Data excerpts:
## Start

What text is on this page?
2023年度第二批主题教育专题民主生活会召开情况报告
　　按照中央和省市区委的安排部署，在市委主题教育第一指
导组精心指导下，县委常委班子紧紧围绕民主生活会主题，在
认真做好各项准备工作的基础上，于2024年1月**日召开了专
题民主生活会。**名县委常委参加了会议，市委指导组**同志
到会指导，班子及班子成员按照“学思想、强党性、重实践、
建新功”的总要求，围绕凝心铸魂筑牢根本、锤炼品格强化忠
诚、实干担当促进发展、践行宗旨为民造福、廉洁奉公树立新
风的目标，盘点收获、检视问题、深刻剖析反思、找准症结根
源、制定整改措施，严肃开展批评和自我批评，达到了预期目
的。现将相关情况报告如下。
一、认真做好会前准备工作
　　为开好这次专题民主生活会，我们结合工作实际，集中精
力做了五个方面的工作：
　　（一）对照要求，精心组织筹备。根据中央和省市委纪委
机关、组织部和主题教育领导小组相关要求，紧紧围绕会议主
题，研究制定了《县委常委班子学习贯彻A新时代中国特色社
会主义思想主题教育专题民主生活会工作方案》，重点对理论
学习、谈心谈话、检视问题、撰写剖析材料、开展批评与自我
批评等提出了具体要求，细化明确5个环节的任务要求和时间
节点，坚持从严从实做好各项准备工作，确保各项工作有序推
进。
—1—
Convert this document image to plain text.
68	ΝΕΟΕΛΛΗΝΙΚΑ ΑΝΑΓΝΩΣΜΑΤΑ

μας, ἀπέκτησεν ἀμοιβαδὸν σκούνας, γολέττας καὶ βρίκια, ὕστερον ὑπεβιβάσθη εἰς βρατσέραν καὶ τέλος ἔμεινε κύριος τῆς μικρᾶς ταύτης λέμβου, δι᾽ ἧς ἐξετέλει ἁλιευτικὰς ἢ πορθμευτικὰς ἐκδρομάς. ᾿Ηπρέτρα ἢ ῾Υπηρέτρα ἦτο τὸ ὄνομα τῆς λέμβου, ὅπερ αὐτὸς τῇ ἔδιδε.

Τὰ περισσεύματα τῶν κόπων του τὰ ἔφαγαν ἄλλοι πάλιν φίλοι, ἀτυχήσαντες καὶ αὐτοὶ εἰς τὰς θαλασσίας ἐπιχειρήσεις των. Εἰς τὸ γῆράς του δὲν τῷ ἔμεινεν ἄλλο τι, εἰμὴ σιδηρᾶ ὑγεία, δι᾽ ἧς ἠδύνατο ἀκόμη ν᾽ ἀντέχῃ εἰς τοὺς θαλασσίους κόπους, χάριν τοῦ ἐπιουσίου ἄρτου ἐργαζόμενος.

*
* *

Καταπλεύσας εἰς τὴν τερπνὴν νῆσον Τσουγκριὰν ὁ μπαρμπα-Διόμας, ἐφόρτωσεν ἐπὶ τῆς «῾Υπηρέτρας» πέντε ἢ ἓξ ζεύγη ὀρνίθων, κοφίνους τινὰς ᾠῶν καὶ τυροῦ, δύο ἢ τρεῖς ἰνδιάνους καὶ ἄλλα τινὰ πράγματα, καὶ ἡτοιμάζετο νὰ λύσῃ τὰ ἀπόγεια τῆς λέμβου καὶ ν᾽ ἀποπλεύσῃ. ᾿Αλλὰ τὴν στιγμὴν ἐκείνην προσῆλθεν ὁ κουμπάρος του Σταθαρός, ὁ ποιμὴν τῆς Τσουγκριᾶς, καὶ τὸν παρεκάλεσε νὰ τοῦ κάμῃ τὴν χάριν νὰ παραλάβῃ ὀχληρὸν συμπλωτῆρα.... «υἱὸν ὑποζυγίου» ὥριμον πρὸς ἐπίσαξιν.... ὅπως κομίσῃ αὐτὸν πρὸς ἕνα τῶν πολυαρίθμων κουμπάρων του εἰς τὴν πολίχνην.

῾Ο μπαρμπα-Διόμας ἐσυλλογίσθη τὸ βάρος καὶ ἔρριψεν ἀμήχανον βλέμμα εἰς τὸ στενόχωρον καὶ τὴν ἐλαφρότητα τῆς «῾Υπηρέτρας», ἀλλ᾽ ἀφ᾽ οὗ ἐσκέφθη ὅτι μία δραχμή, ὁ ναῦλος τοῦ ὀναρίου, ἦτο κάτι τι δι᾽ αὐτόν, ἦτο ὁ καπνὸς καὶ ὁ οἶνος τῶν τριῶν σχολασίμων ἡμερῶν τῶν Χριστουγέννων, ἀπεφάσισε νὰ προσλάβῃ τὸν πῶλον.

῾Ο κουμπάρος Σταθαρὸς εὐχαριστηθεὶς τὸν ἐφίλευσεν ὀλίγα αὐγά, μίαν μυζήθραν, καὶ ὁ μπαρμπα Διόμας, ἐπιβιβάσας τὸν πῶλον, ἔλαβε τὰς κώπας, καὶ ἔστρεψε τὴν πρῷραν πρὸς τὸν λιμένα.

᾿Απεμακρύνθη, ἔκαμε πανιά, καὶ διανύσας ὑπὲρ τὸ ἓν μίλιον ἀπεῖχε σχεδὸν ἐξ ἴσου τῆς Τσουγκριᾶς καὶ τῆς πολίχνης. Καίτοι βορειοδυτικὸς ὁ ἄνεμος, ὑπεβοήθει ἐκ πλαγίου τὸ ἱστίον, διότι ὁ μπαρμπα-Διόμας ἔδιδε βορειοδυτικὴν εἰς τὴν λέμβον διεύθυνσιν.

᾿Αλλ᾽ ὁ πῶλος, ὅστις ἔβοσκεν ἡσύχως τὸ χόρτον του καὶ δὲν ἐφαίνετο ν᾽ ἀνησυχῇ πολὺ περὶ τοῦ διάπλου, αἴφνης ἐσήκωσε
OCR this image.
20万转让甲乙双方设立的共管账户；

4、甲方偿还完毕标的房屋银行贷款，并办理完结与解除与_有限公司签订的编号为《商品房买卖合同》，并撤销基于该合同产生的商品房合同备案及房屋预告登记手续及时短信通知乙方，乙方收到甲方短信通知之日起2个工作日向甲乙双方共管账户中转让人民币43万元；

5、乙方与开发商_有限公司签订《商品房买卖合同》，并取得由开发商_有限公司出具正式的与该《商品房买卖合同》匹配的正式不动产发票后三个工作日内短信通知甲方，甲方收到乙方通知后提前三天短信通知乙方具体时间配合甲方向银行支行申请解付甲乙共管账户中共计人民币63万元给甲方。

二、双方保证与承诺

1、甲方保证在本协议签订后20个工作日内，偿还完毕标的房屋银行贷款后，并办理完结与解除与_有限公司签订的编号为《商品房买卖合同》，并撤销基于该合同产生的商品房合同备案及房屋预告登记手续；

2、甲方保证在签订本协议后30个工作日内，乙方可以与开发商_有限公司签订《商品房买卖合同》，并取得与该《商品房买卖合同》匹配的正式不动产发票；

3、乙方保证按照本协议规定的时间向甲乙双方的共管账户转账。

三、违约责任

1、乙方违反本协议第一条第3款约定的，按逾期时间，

## End

• [WHAT IS EXPECTED]: Every entry must be quoted exactly as it appears above.

• [RESULT BELOW]:
What text is on this page?
2023年度第二批主题教育专题民主生活会召开情况报告
　　按照中央和省市区委的安排部署，在市委主题教育第一指
导组精心指导下，县委常委班子紧紧围绕民主生活会主题，在
认真做好各项准备工作的基础上，于2024年1月**日召开了专
题民主生活会。**名县委常委参加了会议，市委指导组**同志
到会指导，班子及班子成员按照“学思想、强党性、重实践、
建新功”的总要求，围绕凝心铸魂筑牢根本、锤炼品格强化忠
诚、实干担当促进发展、践行宗旨为民造福、廉洁奉公树立新
风的目标，盘点收获、检视问题、深刻剖析反思、找准症结根
源、制定整改措施，严肃开展批评和自我批评，达到了预期目
的。现将相关情况报告如下。
一、认真做好会前准备工作
　　为开好这次专题民主生活会，我们结合工作实际，集中精
力做了五个方面的工作：
　　（一）对照要求，精心组织筹备。根据中央和省市委纪委
机关、组织部和主题教育领导小组相关要求，紧紧围绕会议主
题，研究制定了《县委常委班子学习贯彻A新时代中国特色社
会主义思想主题教育专题民主生活会工作方案》，重点对理论
学习、谈心谈话、检视问题、撰写剖析材料、开展批评与自我
批评等提出了具体要求，细化明确5个环节的任务要求和时间
节点，坚持从严从实做好各项准备工作，确保各项工作有序推
进。
—1—
Convert this document image to plain text.
68	ΝΕΟΕΛΛΗΝΙΚΑ ΑΝΑΓΝΩΣΜΑΤΑ

μας, ἀπέκτησεν ἀμοιβαδὸν σκούνας, γολέττας καὶ βρίκια, ὕστερον ὑπεβιβάσθη εἰς βρατσέραν καὶ τέλος ἔμεινε κύριος τῆς μικρᾶς ταύτης λέμβου, δι᾽ ἧς ἐξετέλει ἁλιευτικὰς ἢ πορθμευτικὰς ἐκδρομάς. ᾿Ηπρέτρα ἢ ῾Υπηρέτρα ἦτο τὸ ὄνομα τῆς λέμβου, ὅπερ αὐτὸς τῇ ἔδιδε.

Τὰ περισσεύματα τῶν κόπων του τὰ ἔφαγαν ἄλλοι πάλιν φίλοι, ἀτυχήσαντες καὶ αὐτοὶ εἰς τὰς θαλασσίας ἐπιχειρήσεις των. Εἰς τὸ γῆράς του δὲν τῷ ἔμεινεν ἄλλο τι, εἰμὴ σιδηρᾶ ὑγεία, δι᾽ ἧς ἠδύνατο ἀκόμη ν᾽ ἀντέχῃ εἰς τοὺς θαλασσίους κόπους, χάριν τοῦ ἐπιουσίου ἄρτου ἐργαζόμενος.

*
* *

Καταπλεύσας εἰς τὴν τερπνὴν νῆσον Τσουγκριὰν ὁ μπαρμπα-Διόμας, ἐφόρτωσεν ἐπὶ τῆς «῾Υπηρέτρας» πέντε ἢ ἓξ ζεύγη ὀρνίθων, κοφίνους τινὰς ᾠῶν καὶ τυροῦ, δύο ἢ τρεῖς ἰνδιάνους καὶ ἄλλα τινὰ πράγματα, καὶ ἡτοιμάζετο νὰ λύσῃ τὰ ἀπόγεια τῆς λέμβου καὶ ν᾽ ἀποπλεύσῃ. ᾿Αλλὰ τὴν στιγμὴν ἐκείνην προσῆλθεν ὁ κουμπάρος του Σταθαρός, ὁ ποιμὴν τῆς Τσουγκριᾶς, καὶ τὸν παρεκάλεσε νὰ τοῦ κάμῃ τὴν χάριν νὰ παραλάβῃ ὀχληρὸν συμπλωτῆρα.... «υἱὸν ὑποζυγίου» ὥριμον πρὸς ἐπίσαξιν.... ὅπως κομίσῃ αὐτὸν πρὸς ἕνα τῶν πολυαρίθμων κουμπάρων του εἰς τὴν πολίχνην.

῾Ο μπαρμπα-Διόμας ἐσυλλογίσθη τὸ βάρος καὶ ἔρριψεν ἀμήχανον βλέμμα εἰς τὸ στενόχωρον καὶ τὴν ἐλαφρότητα τῆς «῾Υπηρέτρας», ἀλλ᾽ ἀφ᾽ οὗ ἐσκέφθη ὅτι μία δραχμή, ὁ ναῦλος τοῦ ὀναρίου, ἦτο κάτι τι δι᾽ αὐτόν, ἦτο ὁ καπνὸς καὶ ὁ οἶνος τῶν τριῶν σχολασίμων ἡμερῶν τῶν Χριστουγέννων, ἀπεφάσισε νὰ προσλάβῃ τὸν πῶλον.

῾Ο κουμπάρος Σταθαρὸς εὐχαριστηθεὶς τὸν ἐφίλευσεν ὀλίγα αὐγά, μίαν μυζήθραν, καὶ ὁ μπαρμπα Διόμας, ἐπιβιβάσας τὸν πῶλον, ἔλαβε τὰς κώπας, καὶ ἔστρεψε τὴν πρῷραν πρὸς τὸν λιμένα.

᾿Απεμακρύνθη, ἔκαμε πανιά, καὶ διανύσας ὑπὲρ τὸ ἓν μίλιον ἀπεῖχε σχεδὸν ἐξ ἴσου τῆς Τσουγκριᾶς καὶ τῆς πολίχνης. Καίτοι βορειοδυτικὸς ὁ ἄνεμος, ὑπεβοήθει ἐκ πλαγίου τὸ ἱστίον, διότι ὁ μπαρμπα-Διόμας ἔδιδε βορειοδυτικὴν εἰς τὴν λέμβον διεύθυνσιν.

᾿Αλλ᾽ ὁ πῶλος, ὅστις ἔβοσκεν ἡσύχως τὸ χόρτον του καὶ δὲν ἐφαίνετο ν᾽ ἀνησυχῇ πολὺ περὶ τοῦ διάπλου, αἴφνης ἐσήκωσε
OCR this image.
20万转让甲乙双方设立的共管账户；

4、甲方偿还完毕标的房屋银行贷款，并办理完结与解除与_有限公司签订的编号为《商品房买卖合同》，并撤销基于该合同产生的商品房合同备案及房屋预告登记手续及时短信通知乙方，乙方收到甲方短信通知之日起2个工作日向甲乙双方共管账户中转让人民币43万元；

5、乙方与开发商_有限公司签订《商品房买卖合同》，并取得由开发商_有限公司出具正式的与该《商品房买卖合同》匹配的正式不动产发票后三个工作日内短信通知甲方，甲方收到乙方通知后提前三天短信通知乙方具体时间配合甲方向银行支行申请解付甲乙共管账户中共计人民币63万元给甲方。

二、双方保证与承诺

1、甲方保证在本协议签订后20个工作日内，偿还完毕标的房屋银行贷款后，并办理完结与解除与_有限公司签订的编号为《商品房买卖合同》，并撤销基于该合同产生的商品房合同备案及房屋预告登记手续；

2、甲方保证在签订本协议后30个工作日内，乙方可以与开发商_有限公司签订《商品房买卖合同》，并取得与该《商品房买卖合同》匹配的正式不动产发票；

3、乙方保证按照本协议规定的时间向甲乙双方的共管账户转账。

三、违约责任

1、乙方违反本协议第一条第3款约定的，按逾期时间，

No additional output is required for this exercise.